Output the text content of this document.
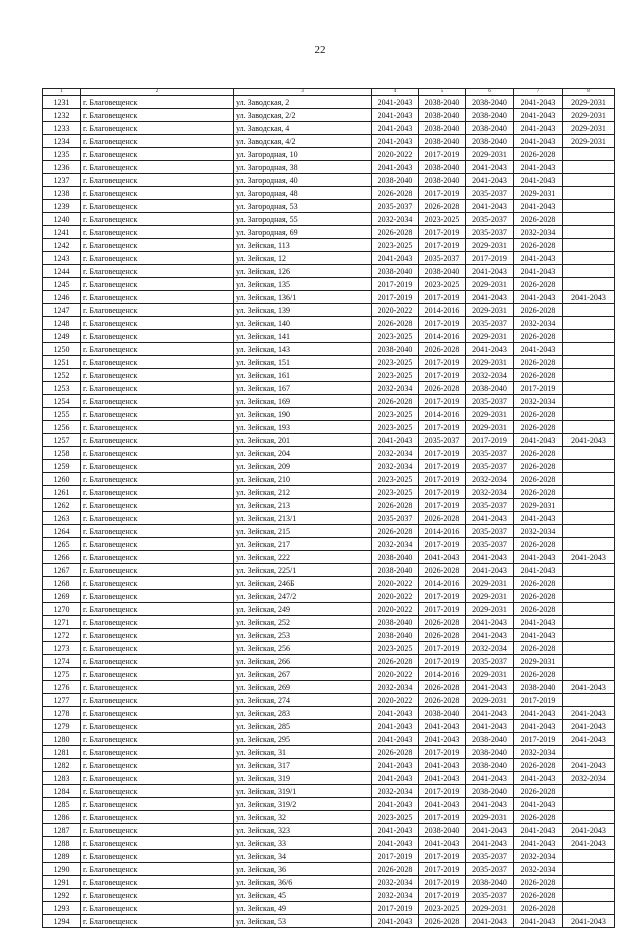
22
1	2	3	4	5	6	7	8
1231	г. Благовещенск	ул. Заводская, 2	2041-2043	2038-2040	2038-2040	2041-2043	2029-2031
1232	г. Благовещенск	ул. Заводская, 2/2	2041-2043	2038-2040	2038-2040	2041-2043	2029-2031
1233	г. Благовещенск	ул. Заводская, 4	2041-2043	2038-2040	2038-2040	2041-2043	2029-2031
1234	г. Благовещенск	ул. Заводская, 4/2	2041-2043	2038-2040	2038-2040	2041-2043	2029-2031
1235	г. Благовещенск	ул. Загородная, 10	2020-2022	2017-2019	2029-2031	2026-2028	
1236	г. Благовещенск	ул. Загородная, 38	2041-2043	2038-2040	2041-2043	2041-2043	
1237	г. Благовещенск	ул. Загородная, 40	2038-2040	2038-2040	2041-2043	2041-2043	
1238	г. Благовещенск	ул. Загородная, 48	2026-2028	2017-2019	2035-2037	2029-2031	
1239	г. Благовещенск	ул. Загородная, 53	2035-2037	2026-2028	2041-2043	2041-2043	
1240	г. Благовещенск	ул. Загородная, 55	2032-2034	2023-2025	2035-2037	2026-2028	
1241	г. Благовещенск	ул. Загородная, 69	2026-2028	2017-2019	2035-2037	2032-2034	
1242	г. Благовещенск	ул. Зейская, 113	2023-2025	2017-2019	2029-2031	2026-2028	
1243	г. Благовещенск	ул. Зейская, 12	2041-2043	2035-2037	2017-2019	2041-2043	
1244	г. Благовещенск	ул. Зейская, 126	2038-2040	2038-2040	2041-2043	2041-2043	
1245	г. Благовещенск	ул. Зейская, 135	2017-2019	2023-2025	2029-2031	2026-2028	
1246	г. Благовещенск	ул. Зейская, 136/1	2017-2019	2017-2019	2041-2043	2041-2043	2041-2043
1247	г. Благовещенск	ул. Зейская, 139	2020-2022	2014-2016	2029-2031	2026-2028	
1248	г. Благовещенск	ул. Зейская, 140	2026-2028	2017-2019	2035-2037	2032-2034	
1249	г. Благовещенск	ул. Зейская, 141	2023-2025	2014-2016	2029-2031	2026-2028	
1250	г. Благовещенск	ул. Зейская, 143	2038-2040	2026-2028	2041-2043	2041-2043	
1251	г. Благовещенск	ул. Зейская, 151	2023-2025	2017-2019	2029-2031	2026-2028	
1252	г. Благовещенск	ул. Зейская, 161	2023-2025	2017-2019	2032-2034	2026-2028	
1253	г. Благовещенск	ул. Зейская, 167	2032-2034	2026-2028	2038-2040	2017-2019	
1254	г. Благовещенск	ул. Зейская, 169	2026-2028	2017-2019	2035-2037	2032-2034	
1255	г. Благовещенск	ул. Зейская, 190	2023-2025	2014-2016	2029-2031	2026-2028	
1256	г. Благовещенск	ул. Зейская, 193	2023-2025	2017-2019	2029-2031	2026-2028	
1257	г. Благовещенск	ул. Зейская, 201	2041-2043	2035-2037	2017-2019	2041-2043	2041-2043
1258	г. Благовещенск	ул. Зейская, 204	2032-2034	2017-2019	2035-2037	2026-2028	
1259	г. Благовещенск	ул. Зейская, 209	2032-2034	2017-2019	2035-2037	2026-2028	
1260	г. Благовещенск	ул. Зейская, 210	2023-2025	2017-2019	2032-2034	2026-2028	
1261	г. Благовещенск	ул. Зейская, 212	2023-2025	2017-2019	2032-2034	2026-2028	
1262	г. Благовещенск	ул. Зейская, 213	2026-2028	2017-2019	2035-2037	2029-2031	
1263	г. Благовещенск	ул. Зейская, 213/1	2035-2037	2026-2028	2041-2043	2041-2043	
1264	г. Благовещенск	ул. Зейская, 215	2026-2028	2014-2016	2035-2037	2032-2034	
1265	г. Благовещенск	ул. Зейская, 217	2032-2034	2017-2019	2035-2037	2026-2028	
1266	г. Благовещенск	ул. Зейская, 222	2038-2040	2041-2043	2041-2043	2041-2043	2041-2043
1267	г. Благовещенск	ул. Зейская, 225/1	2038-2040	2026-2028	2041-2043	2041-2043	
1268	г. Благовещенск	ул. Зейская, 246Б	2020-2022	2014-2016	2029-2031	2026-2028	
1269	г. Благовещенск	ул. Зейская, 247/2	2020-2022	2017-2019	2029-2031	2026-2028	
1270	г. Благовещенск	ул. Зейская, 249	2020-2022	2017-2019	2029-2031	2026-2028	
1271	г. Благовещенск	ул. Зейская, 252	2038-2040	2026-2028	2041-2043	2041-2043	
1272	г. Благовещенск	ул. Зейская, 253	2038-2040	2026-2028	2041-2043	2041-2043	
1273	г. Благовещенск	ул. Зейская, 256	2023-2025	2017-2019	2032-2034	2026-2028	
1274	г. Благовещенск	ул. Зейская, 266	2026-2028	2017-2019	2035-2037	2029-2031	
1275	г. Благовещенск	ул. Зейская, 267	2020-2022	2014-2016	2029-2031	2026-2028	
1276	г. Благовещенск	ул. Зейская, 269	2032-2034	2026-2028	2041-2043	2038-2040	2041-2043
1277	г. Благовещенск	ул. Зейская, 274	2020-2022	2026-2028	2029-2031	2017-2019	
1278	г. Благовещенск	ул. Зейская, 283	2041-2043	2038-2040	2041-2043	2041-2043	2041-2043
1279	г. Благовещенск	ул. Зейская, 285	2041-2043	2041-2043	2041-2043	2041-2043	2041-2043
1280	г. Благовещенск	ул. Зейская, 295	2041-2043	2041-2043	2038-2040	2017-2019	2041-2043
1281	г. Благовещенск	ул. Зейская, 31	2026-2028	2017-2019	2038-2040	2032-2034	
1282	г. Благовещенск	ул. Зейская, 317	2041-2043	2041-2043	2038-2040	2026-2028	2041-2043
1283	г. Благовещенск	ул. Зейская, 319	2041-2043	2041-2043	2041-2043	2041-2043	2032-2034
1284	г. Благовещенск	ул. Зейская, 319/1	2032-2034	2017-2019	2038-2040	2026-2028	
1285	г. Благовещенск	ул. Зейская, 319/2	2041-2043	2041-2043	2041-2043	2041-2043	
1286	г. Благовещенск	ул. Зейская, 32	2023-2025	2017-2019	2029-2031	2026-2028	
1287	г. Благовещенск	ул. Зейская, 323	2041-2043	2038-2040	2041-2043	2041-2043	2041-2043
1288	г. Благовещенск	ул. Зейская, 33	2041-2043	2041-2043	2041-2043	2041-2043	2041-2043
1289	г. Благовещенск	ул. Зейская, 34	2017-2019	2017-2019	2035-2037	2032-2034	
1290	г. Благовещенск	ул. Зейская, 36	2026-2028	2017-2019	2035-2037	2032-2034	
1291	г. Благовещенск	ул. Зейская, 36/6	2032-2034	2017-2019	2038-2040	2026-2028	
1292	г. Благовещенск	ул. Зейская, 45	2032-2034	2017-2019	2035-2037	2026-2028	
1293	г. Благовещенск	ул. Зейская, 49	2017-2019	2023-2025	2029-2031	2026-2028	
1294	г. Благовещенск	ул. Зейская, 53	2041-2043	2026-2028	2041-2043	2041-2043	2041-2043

--

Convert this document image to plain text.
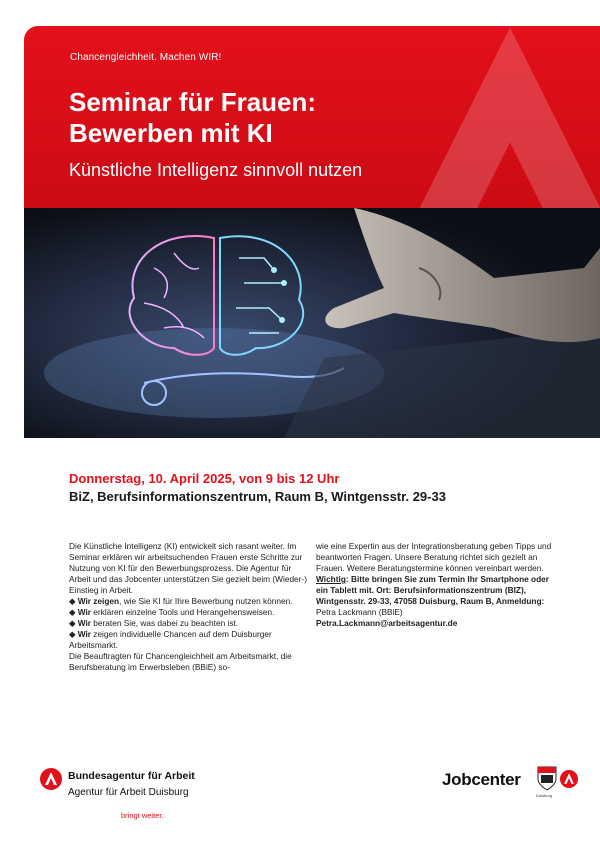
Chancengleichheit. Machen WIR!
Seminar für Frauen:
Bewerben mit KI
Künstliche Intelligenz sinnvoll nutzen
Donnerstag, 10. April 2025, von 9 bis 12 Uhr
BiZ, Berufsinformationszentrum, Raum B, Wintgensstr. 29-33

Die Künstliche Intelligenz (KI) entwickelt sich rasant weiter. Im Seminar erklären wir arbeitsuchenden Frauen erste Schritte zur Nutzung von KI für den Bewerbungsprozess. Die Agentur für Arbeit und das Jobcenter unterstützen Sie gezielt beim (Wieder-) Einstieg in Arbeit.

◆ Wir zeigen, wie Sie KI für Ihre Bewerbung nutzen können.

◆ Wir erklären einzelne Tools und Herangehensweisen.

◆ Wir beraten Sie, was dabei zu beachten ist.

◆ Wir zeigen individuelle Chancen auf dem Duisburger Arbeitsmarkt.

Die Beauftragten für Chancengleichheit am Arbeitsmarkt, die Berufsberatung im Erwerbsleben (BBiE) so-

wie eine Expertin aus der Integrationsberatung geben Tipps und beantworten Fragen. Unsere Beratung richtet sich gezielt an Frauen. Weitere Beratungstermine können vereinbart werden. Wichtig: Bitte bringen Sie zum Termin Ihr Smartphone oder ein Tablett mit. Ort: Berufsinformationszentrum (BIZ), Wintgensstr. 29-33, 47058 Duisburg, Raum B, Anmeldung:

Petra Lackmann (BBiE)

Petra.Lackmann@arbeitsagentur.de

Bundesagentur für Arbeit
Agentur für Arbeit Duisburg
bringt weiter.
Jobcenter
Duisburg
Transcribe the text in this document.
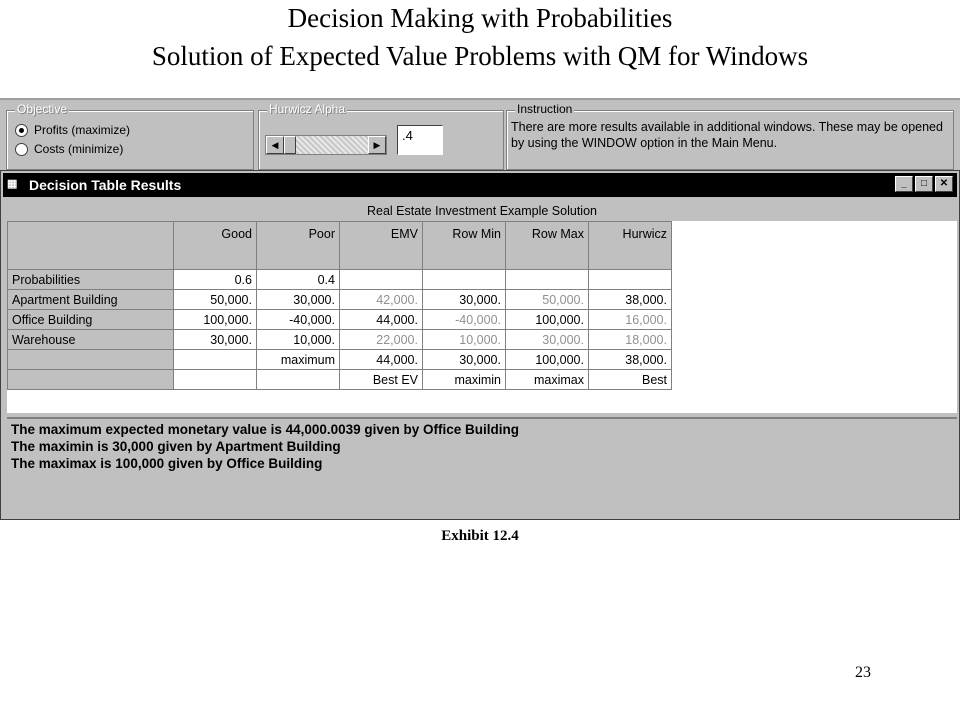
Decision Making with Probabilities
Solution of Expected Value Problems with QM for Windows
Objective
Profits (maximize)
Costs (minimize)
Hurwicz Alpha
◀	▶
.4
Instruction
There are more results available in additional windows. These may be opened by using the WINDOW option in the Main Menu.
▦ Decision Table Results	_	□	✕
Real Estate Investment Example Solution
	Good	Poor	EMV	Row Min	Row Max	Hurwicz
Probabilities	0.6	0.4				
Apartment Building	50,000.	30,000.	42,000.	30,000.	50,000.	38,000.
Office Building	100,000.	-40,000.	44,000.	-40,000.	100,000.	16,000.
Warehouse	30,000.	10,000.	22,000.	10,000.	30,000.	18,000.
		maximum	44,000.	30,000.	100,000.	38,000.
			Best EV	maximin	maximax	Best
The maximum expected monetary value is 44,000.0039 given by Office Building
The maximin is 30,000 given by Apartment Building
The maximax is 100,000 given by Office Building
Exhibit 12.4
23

*PROBLEM REQUIREMENTS*. Of the lines above, copy each that contains "maximin".

*ANSWER FOR THIS EXERCISE*.
			Best EV	maximin	maximax	Best
The maximin is 30,000 given by Apartment Building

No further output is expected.